[Work instructions]: Print the whole listing exactly.

╔══

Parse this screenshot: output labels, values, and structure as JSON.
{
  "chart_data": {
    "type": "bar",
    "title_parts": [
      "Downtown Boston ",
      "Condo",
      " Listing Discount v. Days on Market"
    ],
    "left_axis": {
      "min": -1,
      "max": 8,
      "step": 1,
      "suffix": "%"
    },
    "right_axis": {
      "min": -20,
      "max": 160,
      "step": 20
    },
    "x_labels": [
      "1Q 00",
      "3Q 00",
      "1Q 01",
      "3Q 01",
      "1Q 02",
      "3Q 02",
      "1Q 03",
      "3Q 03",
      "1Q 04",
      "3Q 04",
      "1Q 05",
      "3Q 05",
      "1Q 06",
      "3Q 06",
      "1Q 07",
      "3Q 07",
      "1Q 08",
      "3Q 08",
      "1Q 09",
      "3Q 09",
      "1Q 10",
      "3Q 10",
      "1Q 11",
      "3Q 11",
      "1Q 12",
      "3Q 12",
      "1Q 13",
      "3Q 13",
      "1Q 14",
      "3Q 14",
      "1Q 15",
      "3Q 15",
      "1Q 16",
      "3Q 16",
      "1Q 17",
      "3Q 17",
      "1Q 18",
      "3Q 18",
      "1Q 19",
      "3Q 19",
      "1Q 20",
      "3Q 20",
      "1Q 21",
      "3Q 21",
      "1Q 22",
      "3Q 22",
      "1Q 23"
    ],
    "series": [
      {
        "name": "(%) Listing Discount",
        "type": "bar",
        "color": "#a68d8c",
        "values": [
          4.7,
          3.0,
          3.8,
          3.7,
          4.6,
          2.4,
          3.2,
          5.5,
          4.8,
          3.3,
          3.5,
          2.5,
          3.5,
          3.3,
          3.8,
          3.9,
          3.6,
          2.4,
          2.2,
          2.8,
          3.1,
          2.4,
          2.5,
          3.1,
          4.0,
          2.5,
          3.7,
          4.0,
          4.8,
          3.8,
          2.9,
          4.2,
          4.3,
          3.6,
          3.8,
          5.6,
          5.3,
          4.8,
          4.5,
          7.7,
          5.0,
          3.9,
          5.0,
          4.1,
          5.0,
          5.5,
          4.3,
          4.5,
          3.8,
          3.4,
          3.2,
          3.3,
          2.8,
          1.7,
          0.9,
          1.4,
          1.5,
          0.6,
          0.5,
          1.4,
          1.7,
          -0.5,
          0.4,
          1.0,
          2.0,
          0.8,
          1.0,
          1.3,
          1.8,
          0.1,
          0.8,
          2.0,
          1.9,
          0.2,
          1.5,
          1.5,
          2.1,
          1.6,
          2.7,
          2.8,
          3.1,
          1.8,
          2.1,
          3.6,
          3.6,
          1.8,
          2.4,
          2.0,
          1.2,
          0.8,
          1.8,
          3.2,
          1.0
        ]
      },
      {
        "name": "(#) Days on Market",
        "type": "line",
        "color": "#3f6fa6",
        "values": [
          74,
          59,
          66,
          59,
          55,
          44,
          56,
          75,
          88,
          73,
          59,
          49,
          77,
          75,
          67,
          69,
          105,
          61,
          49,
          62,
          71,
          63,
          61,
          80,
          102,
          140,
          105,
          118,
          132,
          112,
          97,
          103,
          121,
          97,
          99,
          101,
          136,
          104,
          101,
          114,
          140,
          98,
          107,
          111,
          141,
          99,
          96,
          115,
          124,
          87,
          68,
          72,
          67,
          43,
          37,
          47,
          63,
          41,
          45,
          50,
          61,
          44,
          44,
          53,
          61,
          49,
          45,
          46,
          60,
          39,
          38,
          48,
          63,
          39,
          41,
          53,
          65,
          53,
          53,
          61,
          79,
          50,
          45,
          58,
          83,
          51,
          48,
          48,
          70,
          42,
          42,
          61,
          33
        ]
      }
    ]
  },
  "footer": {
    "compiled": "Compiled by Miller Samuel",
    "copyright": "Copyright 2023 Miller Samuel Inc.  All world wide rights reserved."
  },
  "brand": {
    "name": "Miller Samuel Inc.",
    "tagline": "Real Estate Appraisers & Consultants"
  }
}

╚══

[Reply to the task]:
Parse this screenshot: output labels, values, and structure as JSON.
{
  "chart_data": {
    "type": "bar",
    "title_parts": [
      "Downtown Boston ",
      "Condo",
      " Listing Discount v. Days on Market"
    ],
    "left_axis": {
      "min": -1,
      "max": 8,
      "step": 1,
      "suffix": "%"
    },
    "right_axis": {
      "min": -20,
      "max": 160,
      "step": 20
    },
    "x_labels": [
      "1Q 00",
      "3Q 00",
      "1Q 01",
      "3Q 01",
      "1Q 02",
      "3Q 02",
      "1Q 03",
      "3Q 03",
      "1Q 04",
      "3Q 04",
      "1Q 05",
      "3Q 05",
      "1Q 06",
      "3Q 06",
      "1Q 07",
      "3Q 07",
      "1Q 08",
      "3Q 08",
      "1Q 09",
      "3Q 09",
      "1Q 10",
      "3Q 10",
      "1Q 11",
      "3Q 11",
      "1Q 12",
      "3Q 12",
      "1Q 13",
      "3Q 13",
      "1Q 14",
      "3Q 14",
      "1Q 15",
      "3Q 15",
      "1Q 16",
      "3Q 16",
      "1Q 17",
      "3Q 17",
      "1Q 18",
      "3Q 18",
      "1Q 19",
      "3Q 19",
      "1Q 20",
      "3Q 20",
      "1Q 21",
      "3Q 21",
      "1Q 22",
      "3Q 22",
      "1Q 23"
    ],
    "series": [
      {
        "name": "(%) Listing Discount",
        "type": "bar",
        "color": "#a68d8c",
        "values": [
          4.7,
          3.0,
          3.8,
          3.7,
          4.6,
          2.4,
          3.2,
          5.5,
          4.8,
          3.3,
          3.5,
          2.5,
          3.5,
          3.3,
          3.8,
          3.9,
          3.6,
          2.4,
          2.2,
          2.8,
          3.1,
          2.4,
          2.5,
          3.1,
          4.0,
          2.5,
          3.7,
          4.0,
          4.8,
          3.8,
          2.9,
          4.2,
          4.3,
          3.6,
          3.8,
          5.6,
          5.3,
          4.8,
          4.5,
          7.7,
          5.0,
          3.9,
          5.0,
          4.1,
          5.0,
          5.5,
          4.3,
          4.5,
          3.8,
          3.4,
          3.2,
          3.3,
          2.8,
          1.7,
          0.9,
          1.4,
          1.5,
          0.6,
          0.5,
          1.4,
          1.7,
          -0.5,
          0.4,
          1.0,
          2.0,
          0.8,
          1.0,
          1.3,
          1.8,
          0.1,
          0.8,
          2.0,
          1.9,
          0.2,
          1.5,
          1.5,
          2.1,
          1.6,
          2.7,
          2.8,
          3.1,
          1.8,
          2.1,
          3.6,
          3.6,
          1.8,
          2.4,
          2.0,
          1.2,
          0.8,
          1.8,
          3.2,
          1.0
        ]
      },
      {
        "name": "(#) Days on Market",
        "type": "line",
        "color": "#3f6fa6",
        "values": [
          74,
          59,
          66,
          59,
          55,
          44,
          56,
          75,
          88,
          73,
          59,
          49,
          77,
          75,
          67,
          69,
          105,
          61,
          49,
          62,
          71,
          63,
          61,
          80,
          102,
          140,
          105,
          118,
          132,
          112,
          97,
          103,
          121,
          97,
          99,
          101,
          136,
          104,
          101,
          114,
          140,
          98,
          107,
          111,
          141,
          99,
          96,
          115,
          124,
          87,
          68,
          72,
          67,
          43,
          37,
          47,
          63,
          41,
          45,
          50,
          61,
          44,
          44,
          53,
          61,
          49,
          45,
          46,
          60,
          39,
          38,
          48,
          63,
          39,
          41,
          53,
          65,
          53,
          53,
          61,
          79,
          50,
          45,
          58,
          83,
          51,
          48,
          48,
          70,
          42,
          42,
          61,
          33
        ]
      }
    ]
  },
  "footer": {
    "compiled": "Compiled by Miller Samuel",
    "copyright": "Copyright 2023 Miller Samuel Inc.  All world wide rights reserved."
  },
  "brand": {
    "name": "Miller Samuel Inc.",
    "tagline": "Real Estate Appraisers & Consultants"
  }
}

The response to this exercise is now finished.